Exercise instructions |
Show all lines that include the string "JSON"; copy each one.
========
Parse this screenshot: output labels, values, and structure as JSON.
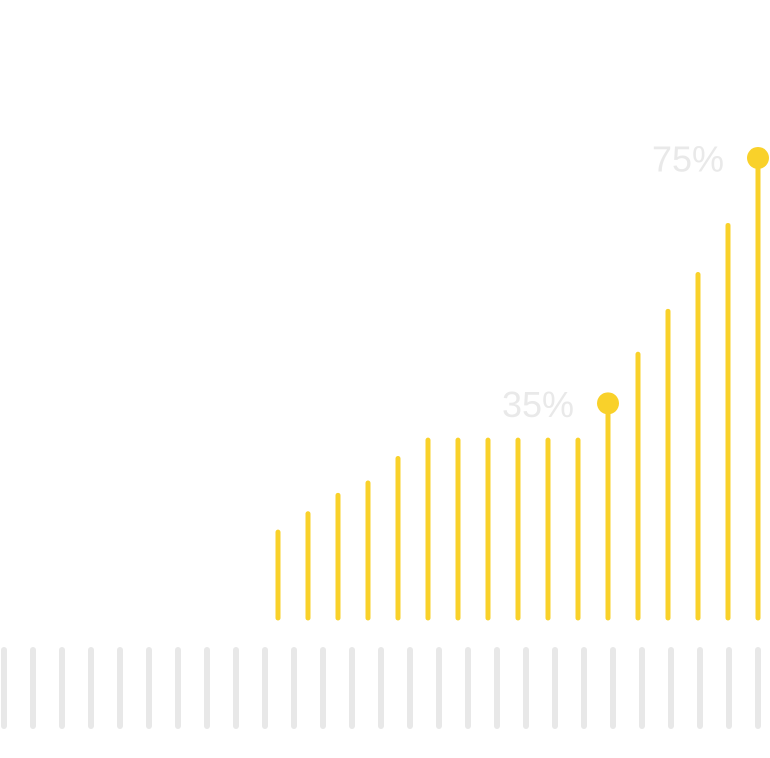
{
  "chart_data": {
    "type": "bar",
    "values": [
      14,
      17,
      20,
      22,
      26,
      29,
      29,
      29,
      29,
      29,
      29,
      35,
      43,
      50,
      56,
      64,
      75
    ],
    "value_labels": [
      null,
      null,
      null,
      null,
      null,
      null,
      null,
      null,
      null,
      null,
      null,
      "35%",
      null,
      null,
      null,
      null,
      "75%"
    ],
    "color": "#f9d12a",
    "ylim": [
      0,
      80
    ]
  }
}
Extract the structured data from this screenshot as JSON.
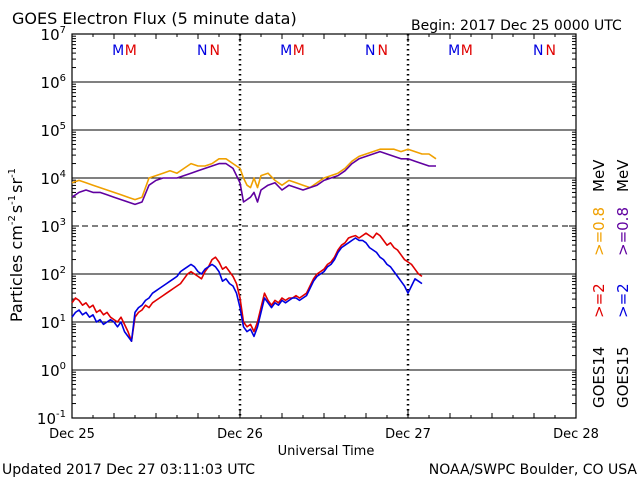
{
  "header": {
    "title": "GOES Electron Flux (5 minute data)",
    "begin": "Begin: 2017 Dec 25 0000 UTC"
  },
  "footer": {
    "updated": "Updated 2017 Dec 27 03:11:03 UTC",
    "credit": "NOAA/SWPC Boulder, CO USA"
  },
  "colors": {
    "goes14_2mev": "#e00000",
    "goes15_2mev": "#0000e0",
    "goes14_08mev": "#f0a000",
    "goes15_08mev": "#6000a0"
  },
  "chart_data": {
    "type": "line",
    "title": "GOES Electron Flux (5 minute data)",
    "xlabel": "Universal Time",
    "ylabel_main": "Particles cm",
    "ylabel_exp1": "-2",
    "ylabel_mid": "s",
    "ylabel_exp2": "-1",
    "ylabel_end": "sr",
    "ylabel_exp3": "-1",
    "y_scale": "log",
    "ylim": [
      -1,
      7
    ],
    "xlim": [
      0,
      72
    ],
    "y_ticks": [
      {
        "base": "10",
        "exp": "7",
        "log": 7
      },
      {
        "base": "10",
        "exp": "6",
        "log": 6
      },
      {
        "base": "10",
        "exp": "5",
        "log": 5
      },
      {
        "base": "10",
        "exp": "4",
        "log": 4
      },
      {
        "base": "10",
        "exp": "3",
        "log": 3
      },
      {
        "base": "10",
        "exp": "2",
        "log": 2
      },
      {
        "base": "10",
        "exp": "1",
        "log": 1
      },
      {
        "base": "10",
        "exp": "0",
        "log": 0
      },
      {
        "base": "10",
        "exp": "-1",
        "log": -1
      }
    ],
    "x_ticks": [
      {
        "label": "Dec 25",
        "hour": 0
      },
      {
        "label": "Dec 26",
        "hour": 24
      },
      {
        "label": "Dec 27",
        "hour": 48
      },
      {
        "label": "Dec 28",
        "hour": 72
      }
    ],
    "threshold_log": 3,
    "markers": [
      {
        "hour": 6.6,
        "text": "M",
        "sat": "goes15"
      },
      {
        "hour": 8.4,
        "text": "M",
        "sat": "goes14"
      },
      {
        "hour": 18.6,
        "text": "N",
        "sat": "goes15"
      },
      {
        "hour": 20.4,
        "text": "N",
        "sat": "goes14"
      },
      {
        "hour": 30.6,
        "text": "M",
        "sat": "goes15"
      },
      {
        "hour": 32.4,
        "text": "M",
        "sat": "goes14"
      },
      {
        "hour": 42.6,
        "text": "N",
        "sat": "goes15"
      },
      {
        "hour": 44.4,
        "text": "N",
        "sat": "goes14"
      },
      {
        "hour": 54.6,
        "text": "M",
        "sat": "goes15"
      },
      {
        "hour": 56.4,
        "text": "M",
        "sat": "goes14"
      },
      {
        "hour": 66.6,
        "text": "N",
        "sat": "goes15"
      },
      {
        "hour": 68.4,
        "text": "N",
        "sat": "goes14"
      }
    ],
    "legend": {
      "goes14": "GOES14",
      "goes15": "GOES15",
      "ge2": ">=2",
      "ge08": ">=0.8",
      "unit": "MeV"
    },
    "series": [
      {
        "name": "GOES14 >=2 MeV",
        "key": "goes14_2mev",
        "x": [
          0,
          0.5,
          1,
          1.5,
          2,
          2.5,
          3,
          3.5,
          4,
          4.5,
          5,
          5.5,
          6,
          6.5,
          7,
          7.5,
          8,
          8.5,
          9,
          9.5,
          10,
          10.5,
          11,
          11.5,
          12,
          12.5,
          13,
          13.5,
          14,
          14.5,
          15,
          15.5,
          16,
          16.5,
          17,
          17.5,
          18,
          18.5,
          19,
          19.5,
          20,
          20.5,
          21,
          21.5,
          22,
          22.5,
          23,
          23.5,
          24,
          24.5,
          25,
          25.5,
          26,
          26.5,
          27,
          27.5,
          28,
          28.5,
          29,
          29.5,
          30,
          30.5,
          31,
          31.5,
          32,
          32.5,
          33,
          33.5,
          34,
          34.5,
          35,
          35.5,
          36,
          36.5,
          37,
          37.5,
          38,
          38.5,
          39,
          39.5,
          40,
          40.5,
          41,
          41.5,
          42,
          42.5,
          43,
          43.5,
          44,
          44.5,
          45,
          45.5,
          46,
          46.5,
          47,
          47.5,
          48,
          48.5,
          49,
          49.5,
          50,
          50.5,
          51,
          51.5,
          52
        ],
        "log": [
          1.4,
          1.5,
          1.45,
          1.35,
          1.4,
          1.3,
          1.35,
          1.2,
          1.25,
          1.15,
          1.2,
          1.1,
          1.05,
          1.0,
          1.1,
          0.95,
          0.8,
          0.6,
          1.1,
          1.2,
          1.25,
          1.35,
          1.3,
          1.4,
          1.45,
          1.5,
          1.55,
          1.6,
          1.65,
          1.7,
          1.75,
          1.8,
          1.9,
          2.0,
          2.05,
          2.0,
          1.95,
          1.9,
          2.05,
          2.15,
          2.3,
          2.35,
          2.25,
          2.1,
          2.15,
          2.05,
          1.95,
          1.8,
          1.5,
          1.0,
          0.9,
          0.95,
          0.8,
          1.0,
          1.3,
          1.6,
          1.45,
          1.35,
          1.45,
          1.4,
          1.5,
          1.45,
          1.5,
          1.5,
          1.55,
          1.5,
          1.55,
          1.6,
          1.75,
          1.9,
          2.0,
          2.05,
          2.1,
          2.2,
          2.25,
          2.35,
          2.5,
          2.6,
          2.65,
          2.75,
          2.78,
          2.8,
          2.75,
          2.8,
          2.85,
          2.8,
          2.75,
          2.85,
          2.8,
          2.7,
          2.6,
          2.65,
          2.55,
          2.5,
          2.4,
          2.3,
          2.25,
          2.2,
          2.1,
          2.0,
          1.95
        ]
      },
      {
        "name": "GOES15 >=2 MeV",
        "key": "goes15_2mev",
        "x": [
          0,
          0.5,
          1,
          1.5,
          2,
          2.5,
          3,
          3.5,
          4,
          4.5,
          5,
          5.5,
          6,
          6.5,
          7,
          7.5,
          8,
          8.5,
          9,
          9.5,
          10,
          10.5,
          11,
          11.5,
          12,
          12.5,
          13,
          13.5,
          14,
          14.5,
          15,
          15.5,
          16,
          16.5,
          17,
          17.5,
          18,
          18.5,
          19,
          19.5,
          20,
          20.5,
          21,
          21.5,
          22,
          22.5,
          23,
          23.5,
          24,
          24.5,
          25,
          25.5,
          26,
          26.5,
          27,
          27.5,
          28,
          28.5,
          29,
          29.5,
          30,
          30.5,
          31,
          31.5,
          32,
          32.5,
          33,
          33.5,
          34,
          34.5,
          35,
          35.5,
          36,
          36.5,
          37,
          37.5,
          38,
          38.5,
          39,
          39.5,
          40,
          40.5,
          41,
          41.5,
          42,
          42.5,
          43,
          43.5,
          44,
          44.5,
          45,
          45.5,
          46,
          46.5,
          47,
          47.5,
          48,
          48.5,
          49,
          49.5,
          50,
          50.5,
          51,
          51.5,
          52
        ],
        "log": [
          1.1,
          1.2,
          1.25,
          1.15,
          1.2,
          1.1,
          1.15,
          1.0,
          1.05,
          0.95,
          1.0,
          1.05,
          1.0,
          0.9,
          1.0,
          0.8,
          0.7,
          0.6,
          1.2,
          1.3,
          1.35,
          1.45,
          1.5,
          1.6,
          1.65,
          1.7,
          1.75,
          1.8,
          1.85,
          1.9,
          1.95,
          2.05,
          2.1,
          2.15,
          2.2,
          2.15,
          2.05,
          2.0,
          2.1,
          2.15,
          2.2,
          2.15,
          2.05,
          1.85,
          1.9,
          1.8,
          1.75,
          1.6,
          1.3,
          0.9,
          0.8,
          0.85,
          0.7,
          0.9,
          1.2,
          1.5,
          1.4,
          1.3,
          1.4,
          1.35,
          1.45,
          1.4,
          1.45,
          1.5,
          1.5,
          1.45,
          1.5,
          1.55,
          1.7,
          1.85,
          1.95,
          2.0,
          2.05,
          2.15,
          2.2,
          2.3,
          2.45,
          2.55,
          2.6,
          2.65,
          2.7,
          2.75,
          2.7,
          2.7,
          2.65,
          2.55,
          2.5,
          2.45,
          2.35,
          2.3,
          2.2,
          2.15,
          2.05,
          1.95,
          1.85,
          1.75,
          1.6,
          1.75,
          1.9,
          1.85,
          1.8
        ]
      },
      {
        "name": "GOES14 >=0.8 MeV",
        "key": "goes14_08mev",
        "x": [
          0,
          1,
          2,
          3,
          4,
          5,
          6,
          7,
          8,
          9,
          10,
          11,
          12,
          13,
          14,
          15,
          16,
          17,
          18,
          19,
          20,
          21,
          22,
          23,
          24,
          24.5,
          25,
          25.5,
          26,
          26.5,
          27,
          28,
          29,
          30,
          31,
          32,
          33,
          34,
          35,
          36,
          37,
          38,
          39,
          40,
          41,
          42,
          43,
          44,
          45,
          46,
          47,
          48,
          49,
          50,
          51,
          52
        ],
        "log": [
          3.9,
          3.95,
          3.9,
          3.85,
          3.8,
          3.75,
          3.7,
          3.65,
          3.6,
          3.55,
          3.6,
          4.0,
          4.05,
          4.1,
          4.15,
          4.1,
          4.2,
          4.3,
          4.25,
          4.25,
          4.3,
          4.4,
          4.4,
          4.3,
          4.2,
          4.0,
          3.85,
          3.8,
          4.0,
          3.8,
          4.05,
          4.1,
          3.95,
          3.85,
          3.95,
          3.9,
          3.85,
          3.8,
          3.9,
          4.0,
          4.05,
          4.1,
          4.2,
          4.35,
          4.45,
          4.5,
          4.55,
          4.6,
          4.6,
          4.6,
          4.55,
          4.6,
          4.55,
          4.5,
          4.5,
          4.4
        ]
      },
      {
        "name": "GOES15 >=0.8 MeV",
        "key": "goes15_08mev",
        "x": [
          0,
          1,
          2,
          3,
          4,
          5,
          6,
          7,
          8,
          9,
          10,
          11,
          12,
          13,
          14,
          15,
          16,
          17,
          18,
          19,
          20,
          21,
          22,
          23,
          24,
          24.5,
          25,
          25.5,
          26,
          26.5,
          27,
          28,
          29,
          30,
          31,
          32,
          33,
          34,
          35,
          36,
          37,
          38,
          39,
          40,
          41,
          42,
          43,
          44,
          45,
          46,
          47,
          48,
          49,
          50,
          51,
          52
        ],
        "log": [
          3.6,
          3.7,
          3.75,
          3.7,
          3.7,
          3.65,
          3.6,
          3.55,
          3.5,
          3.45,
          3.5,
          3.85,
          3.95,
          4.0,
          4.0,
          4.0,
          4.05,
          4.1,
          4.15,
          4.2,
          4.25,
          4.3,
          4.3,
          4.2,
          3.9,
          3.5,
          3.55,
          3.6,
          3.7,
          3.5,
          3.75,
          3.85,
          3.9,
          3.75,
          3.85,
          3.8,
          3.75,
          3.8,
          3.85,
          3.95,
          4.0,
          4.05,
          4.15,
          4.3,
          4.4,
          4.45,
          4.5,
          4.55,
          4.5,
          4.45,
          4.4,
          4.4,
          4.35,
          4.3,
          4.25,
          4.25
        ]
      }
    ]
  }
}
========
Exercise answer |
Parse this screenshot: output labels, values, and structure as JSON.
Extract the structured data from this screenshot as JSON.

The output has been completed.